• **Dataset rows**
▼

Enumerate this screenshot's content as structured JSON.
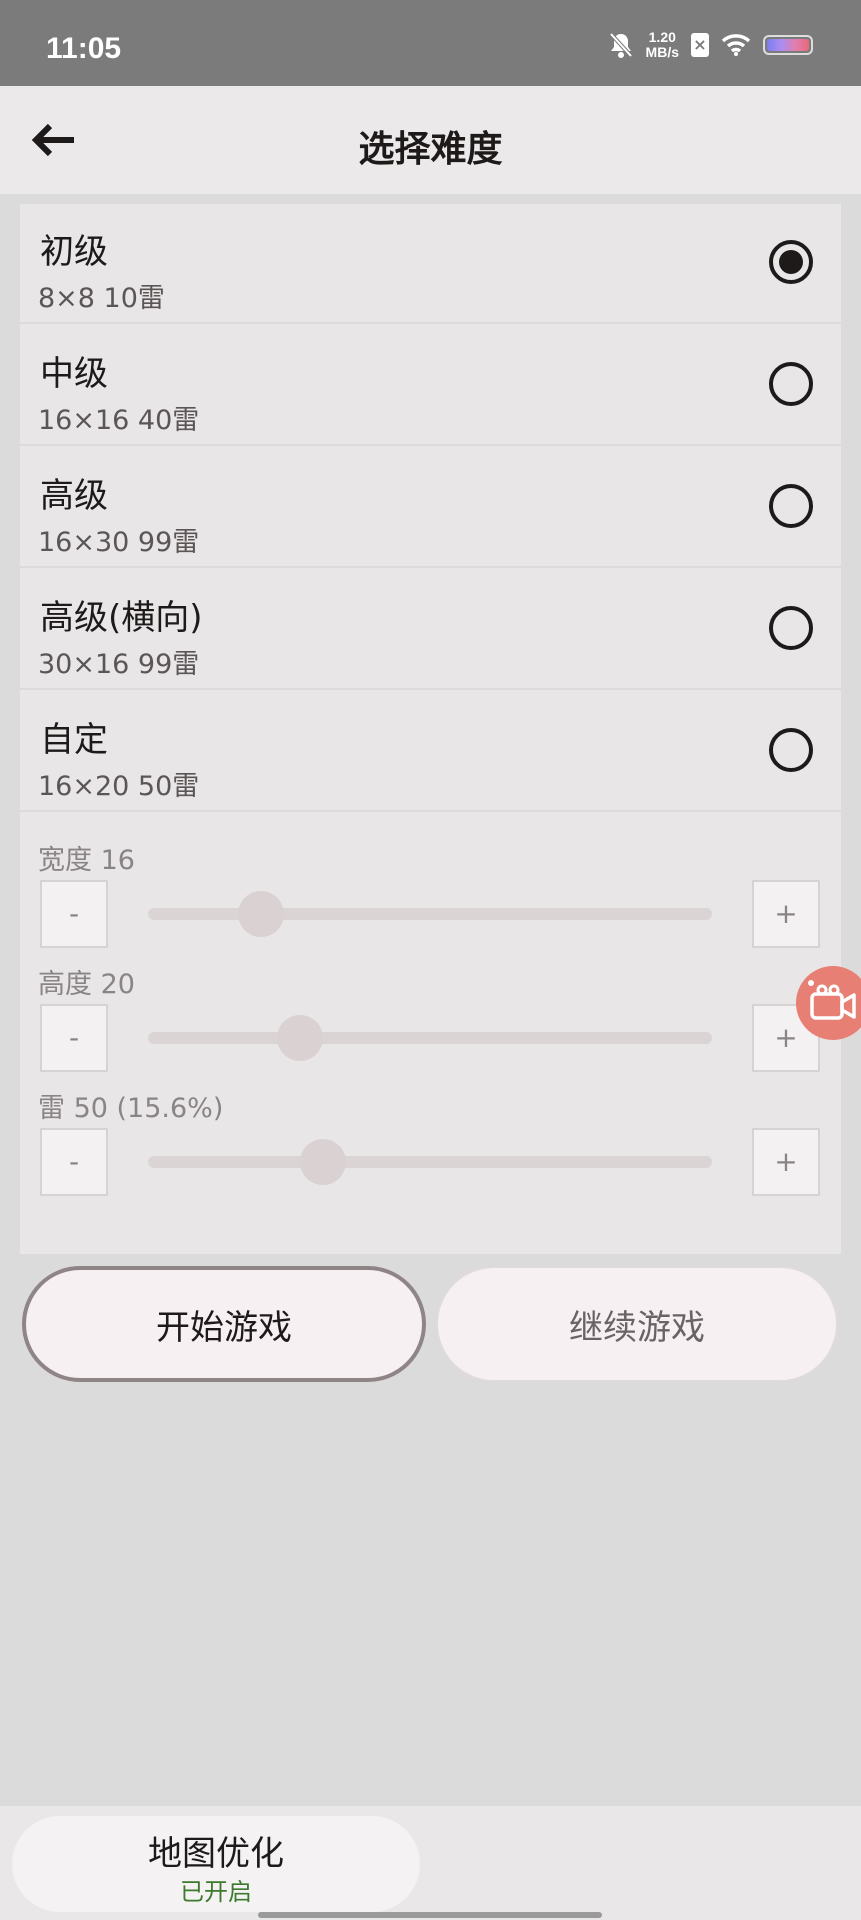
{
  "status_bar": {
    "time": "11:05",
    "net_speed_value": "1.20",
    "net_speed_unit": "MB/s",
    "sim_label": "×",
    "icons": [
      "mute-bell-icon",
      "sim-icon",
      "wifi-icon",
      "battery-icon"
    ]
  },
  "header": {
    "title": "选择难度",
    "back_icon": "arrow-left-icon"
  },
  "difficulties": [
    {
      "title": "初级",
      "subtitle": "8×8  10雷",
      "selected": true
    },
    {
      "title": "中级",
      "subtitle": "16×16  40雷",
      "selected": false
    },
    {
      "title": "高级",
      "subtitle": "16×30  99雷",
      "selected": false
    },
    {
      "title": "高级(横向)",
      "subtitle": "30×16  99雷",
      "selected": false
    },
    {
      "title": "自定",
      "subtitle": "16×20  50雷",
      "selected": false
    }
  ],
  "custom": {
    "width": {
      "label": "宽度  16",
      "value": 16,
      "fraction": 0.2,
      "minus": "-",
      "plus": "+"
    },
    "height": {
      "label": "高度  20",
      "value": 20,
      "fraction": 0.27,
      "minus": "-",
      "plus": "+"
    },
    "mines": {
      "label": "雷  50 (15.6%)",
      "value": 50,
      "fraction": 0.31,
      "minus": "-",
      "plus": "+"
    }
  },
  "actions": {
    "start": "开始游戏",
    "continue": "继续游戏"
  },
  "floating": {
    "icon": "screen-record-icon"
  },
  "bottom_card": {
    "title": "地图优化",
    "status": "已开启"
  },
  "colors": {
    "status_bar": "#7b7b7b",
    "background": "#dcdbdc",
    "record_button": "#e77f74",
    "enabled_green": "#3c7a2c"
  }
}
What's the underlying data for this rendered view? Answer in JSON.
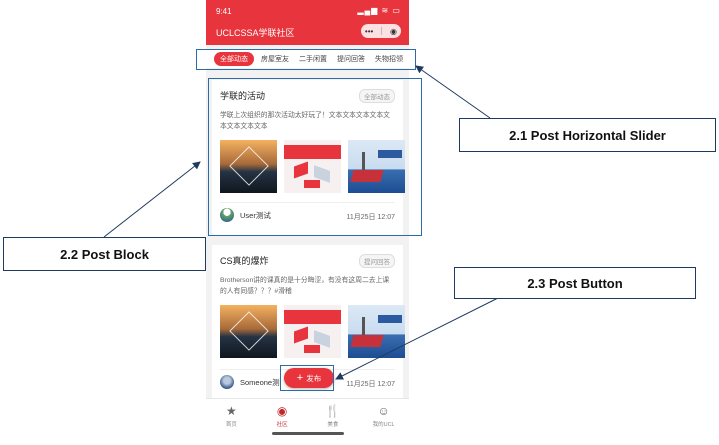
{
  "status": {
    "time": "9:41",
    "icons": "▂▄▆ ≋ ▭"
  },
  "app": {
    "title": "UCLCSSA学联社区",
    "capsule_menu": "•••",
    "capsule_close": "◉"
  },
  "tabs": [
    "全部动态",
    "房屋室友",
    "二手闲置",
    "提问回答",
    "失物招领"
  ],
  "posts": [
    {
      "title": "学联的活动",
      "badge": "全部动态",
      "text": "学联上次组织的那次活动太好玩了！文本文本文本文本文本文本文本文本",
      "user": "User测试",
      "date": "11月25日 12:07"
    },
    {
      "title": "CS真的爆炸",
      "badge": "提问回答",
      "text": "Brotherson讲的课真的是十分晦涩，有没有这周二去上课的人有同感？？？#滑稽",
      "user": "Someone测",
      "date": "11月25日 12:07"
    }
  ],
  "post_button": {
    "plus": "+",
    "label": "发布"
  },
  "nav": [
    {
      "icon": "star-icon",
      "glyph": "★",
      "label": "首页"
    },
    {
      "icon": "compass-icon",
      "glyph": "◉",
      "label": "社区"
    },
    {
      "icon": "fork-knife-icon",
      "glyph": "🍴",
      "label": "美食"
    },
    {
      "icon": "user-icon",
      "glyph": "☺",
      "label": "我的UCL"
    }
  ],
  "callouts": {
    "slider": "2.1 Post Horizontal Slider",
    "block": "2.2 Post Block",
    "button": "2.3 Post Button"
  },
  "colors": {
    "brand": "#e8343c",
    "annotation": "#1f3a5f"
  }
}
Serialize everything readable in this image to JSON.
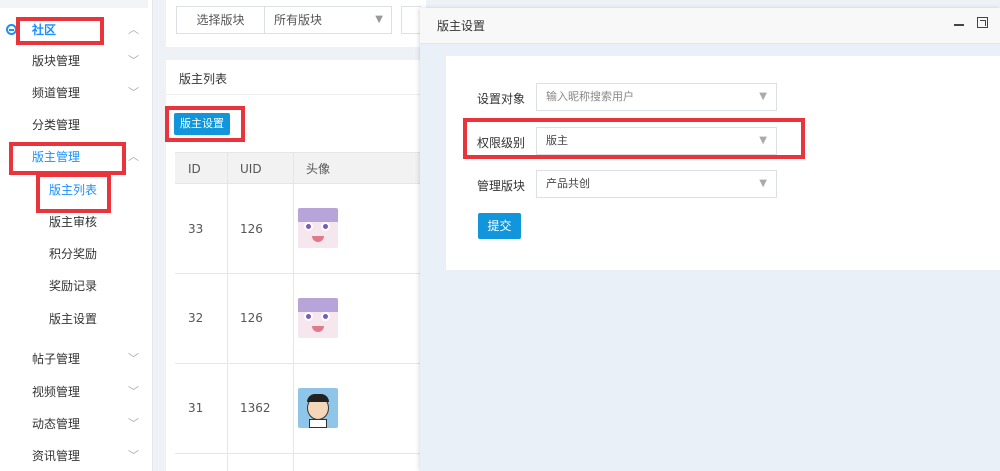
{
  "sidebar": {
    "community": {
      "label": "社区",
      "chevron": "︿"
    },
    "items": [
      {
        "label": "版块管理",
        "chevron": "﹀"
      },
      {
        "label": "频道管理",
        "chevron": "﹀"
      },
      {
        "label": "分类管理"
      },
      {
        "label": "版主管理",
        "chevron": "︿"
      }
    ],
    "moderator_sub": [
      {
        "label": "版主列表"
      },
      {
        "label": "版主审核"
      },
      {
        "label": "积分奖励"
      },
      {
        "label": "奖励记录"
      },
      {
        "label": "版主设置"
      }
    ],
    "more": [
      {
        "label": "帖子管理",
        "chevron": "﹀"
      },
      {
        "label": "视频管理",
        "chevron": "﹀"
      },
      {
        "label": "动态管理",
        "chevron": "﹀"
      },
      {
        "label": "资讯管理",
        "chevron": "﹀"
      }
    ]
  },
  "filter": {
    "select_label": "选择版块",
    "select_value": "所有版块",
    "caret": "▼"
  },
  "list": {
    "title": "版主列表",
    "set_button": "版主设置",
    "columns": {
      "id": "ID",
      "uid": "UID",
      "avatar": "头像"
    },
    "rows": [
      {
        "id": "33",
        "uid": "126",
        "avatar": "anime-avatar"
      },
      {
        "id": "32",
        "uid": "126",
        "avatar": "anime-avatar"
      },
      {
        "id": "31",
        "uid": "1362",
        "avatar": "cartoon-avatar"
      }
    ]
  },
  "modal": {
    "title": "版主设置",
    "fields": {
      "target_label": "设置对象",
      "target_placeholder": "输入昵称搜索用户",
      "level_label": "权限级别",
      "level_value": "版主",
      "board_label": "管理版块",
      "board_value": "产品共创"
    },
    "caret": "▼",
    "submit": "提交"
  },
  "colors": {
    "accent": "#1890ff",
    "primary_button": "#1296db",
    "annotation": "#e8343a"
  }
}
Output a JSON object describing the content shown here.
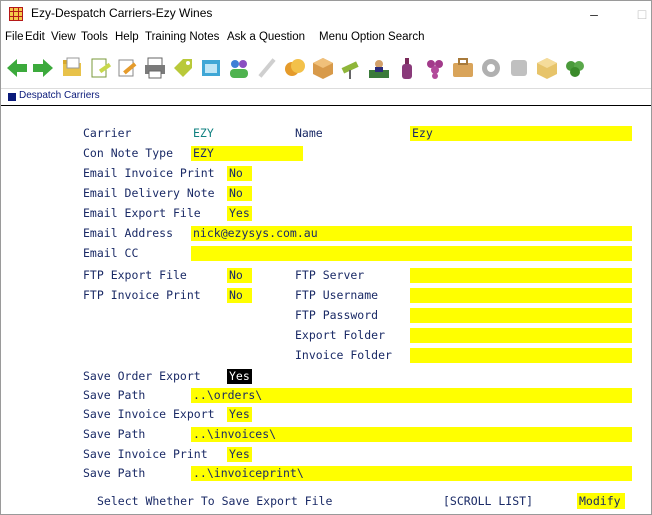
{
  "window": {
    "title": "Ezy-Despatch Carriers-Ezy Wines",
    "minimize_glyph": "–",
    "maximize_glyph": "□"
  },
  "menu": [
    "File",
    "Edit",
    "View",
    "Tools",
    "Help",
    "Training Notes",
    "Ask a Question",
    "Menu Option Search"
  ],
  "toolbar_icons": [
    "back-arrow-icon",
    "forward-arrow-icon",
    "open-folder-icon",
    "edit-document-icon",
    "pen-icon",
    "printer-icon",
    "tag-icon",
    "window-icon",
    "people-icon",
    "pencil-icon",
    "coins-icon",
    "package-icon",
    "telescope-icon",
    "worker-icon",
    "bottle-icon",
    "grapes-icon",
    "briefcase-icon",
    "gear-icon",
    "stop-icon",
    "box-icon",
    "plant-icon"
  ],
  "tab": {
    "label": "Despatch Carriers"
  },
  "form": {
    "carrier_label": "Carrier",
    "carrier_value": "EZY",
    "name_label": "Name",
    "name_value": "Ezy",
    "con_note_type_label": "Con Note Type",
    "con_note_type_value": "EZY",
    "email_invoice_print_label": "Email Invoice Print",
    "email_invoice_print_value": "No",
    "email_delivery_note_label": "Email Delivery Note",
    "email_delivery_note_value": "No",
    "email_export_file_label": "Email Export File",
    "email_export_file_value": "Yes",
    "email_address_label": "Email Address",
    "email_address_value": "nick@ezysys.com.au",
    "email_cc_label": "Email CC",
    "email_cc_value": "",
    "ftp_export_file_label": "FTP Export File",
    "ftp_export_file_value": "No",
    "ftp_invoice_print_label": "FTP Invoice Print",
    "ftp_invoice_print_value": "No",
    "ftp_server_label": "FTP Server",
    "ftp_server_value": "",
    "ftp_username_label": "FTP Username",
    "ftp_username_value": "",
    "ftp_password_label": "FTP Password",
    "ftp_password_value": "",
    "export_folder_label": "Export Folder",
    "export_folder_value": "",
    "invoice_folder_label": "Invoice Folder",
    "invoice_folder_value": "",
    "save_order_export_label": "Save Order Export",
    "save_order_export_value": "Yes",
    "save_path_1_label": "Save Path",
    "save_path_1_value": "..\\orders\\",
    "save_invoice_export_label": "Save Invoice Export",
    "save_invoice_export_value": "Yes",
    "save_path_2_label": "Save Path",
    "save_path_2_value": "..\\invoices\\",
    "save_invoice_print_label": "Save Invoice Print",
    "save_invoice_print_value": "Yes",
    "save_path_3_label": "Save Path",
    "save_path_3_value": "..\\invoiceprint\\"
  },
  "status": {
    "prompt": "Select Whether To Save Export File",
    "scroll_list": "[SCROLL LIST]",
    "mode": "Modify"
  },
  "colors": {
    "field_bg": "#ffff00",
    "label_text": "#1a2a66",
    "carrier_code_text": "#0f8080",
    "active_field_bg": "#000000"
  }
}
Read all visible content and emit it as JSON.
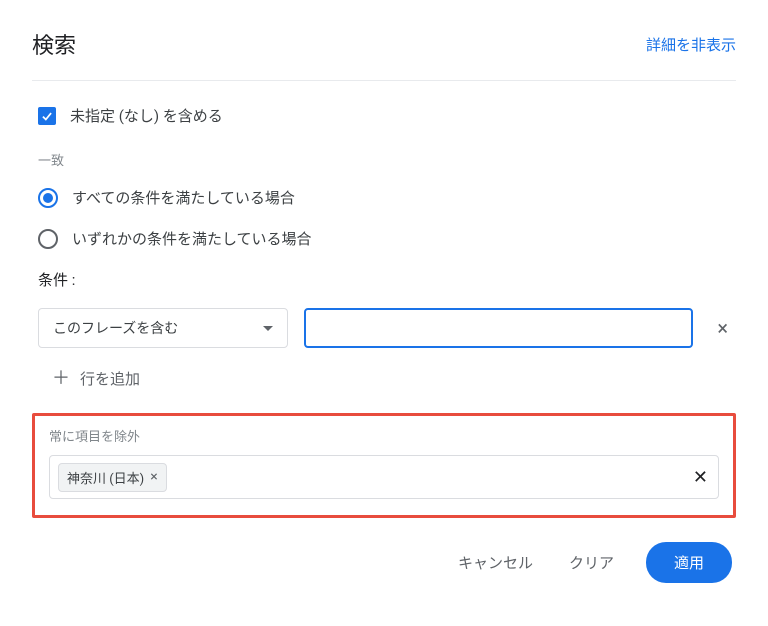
{
  "header": {
    "title": "検索",
    "hide_details": "詳細を非表示"
  },
  "include_unspecified": {
    "label": "未指定 (なし) を含める",
    "checked": true
  },
  "match": {
    "section_label": "一致",
    "options": [
      {
        "label": "すべての条件を満たしている場合",
        "selected": true
      },
      {
        "label": "いずれかの条件を満たしている場合",
        "selected": false
      }
    ]
  },
  "conditions": {
    "label": "条件 :",
    "rows": [
      {
        "dropdown": "このフレーズを含む",
        "value": ""
      }
    ],
    "add_row": "行を追加"
  },
  "exclude": {
    "label": "常に項目を除外",
    "chips": [
      {
        "text": "神奈川 (日本)"
      }
    ]
  },
  "footer": {
    "cancel": "キャンセル",
    "clear": "クリア",
    "apply": "適用"
  }
}
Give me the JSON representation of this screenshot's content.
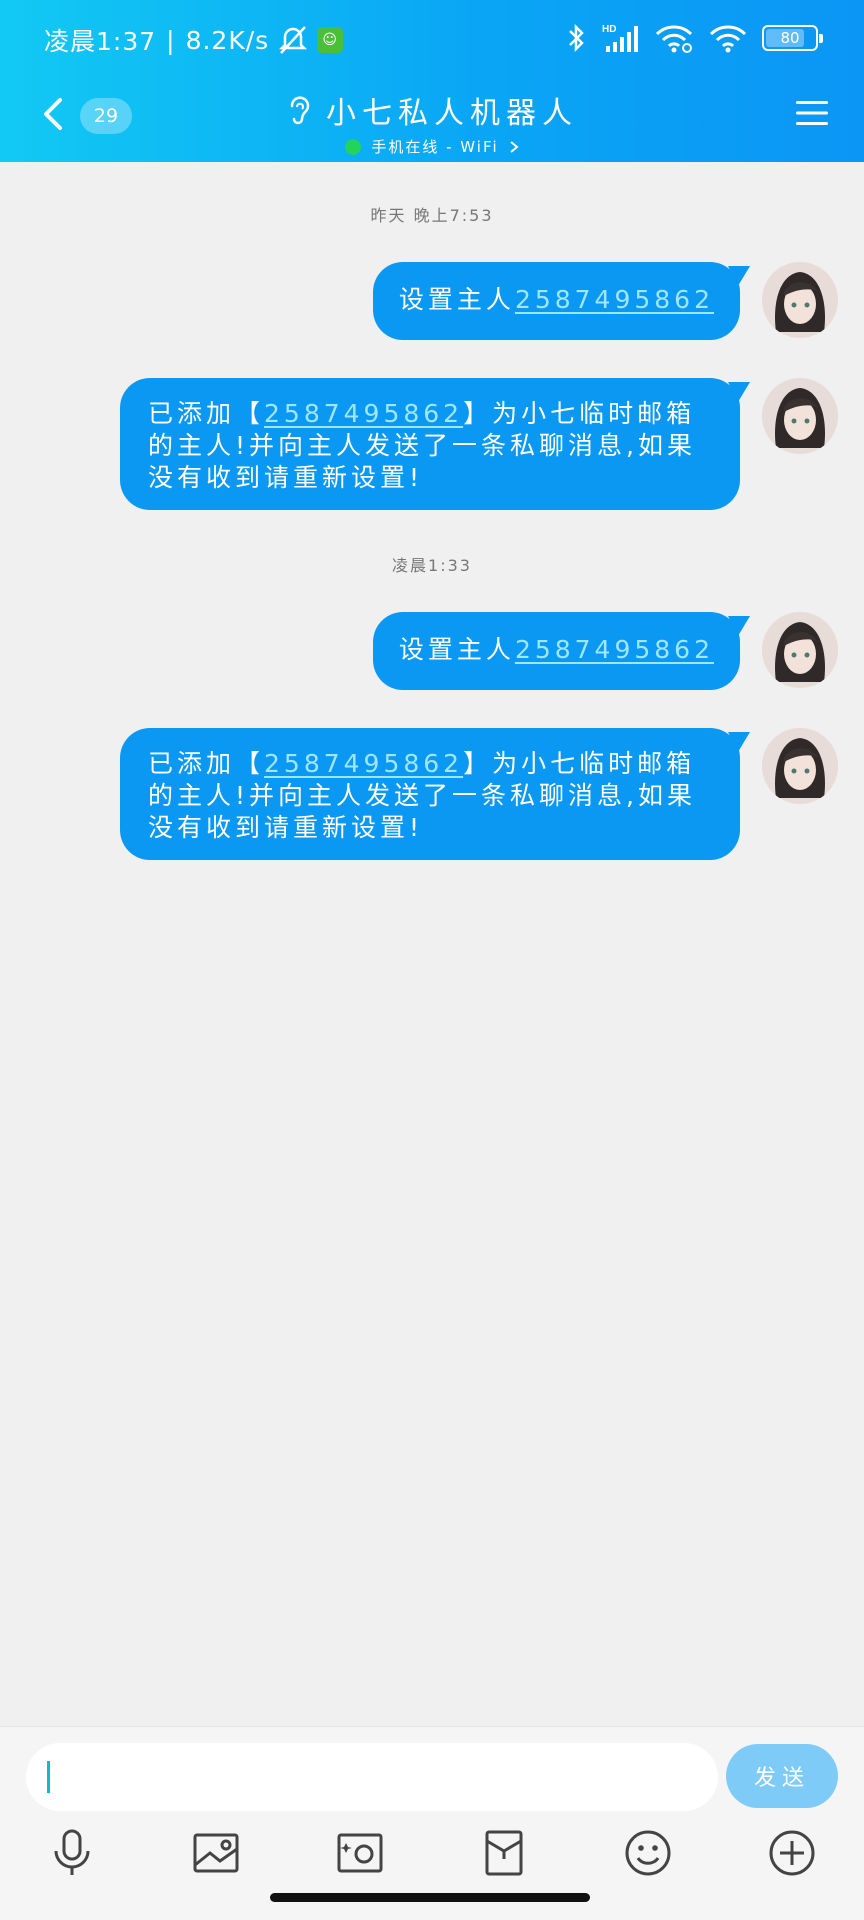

▲

• **Work to do**
Extract all lines of the records above that include "this".

• **The result**
Enumerate this screenshot's content as structured JSON.
What's the underlying data for this rendered view? Answer in JSON.
Serialize everything readable in this image to JSON.
Give me the JSON representation of this screenshot's content.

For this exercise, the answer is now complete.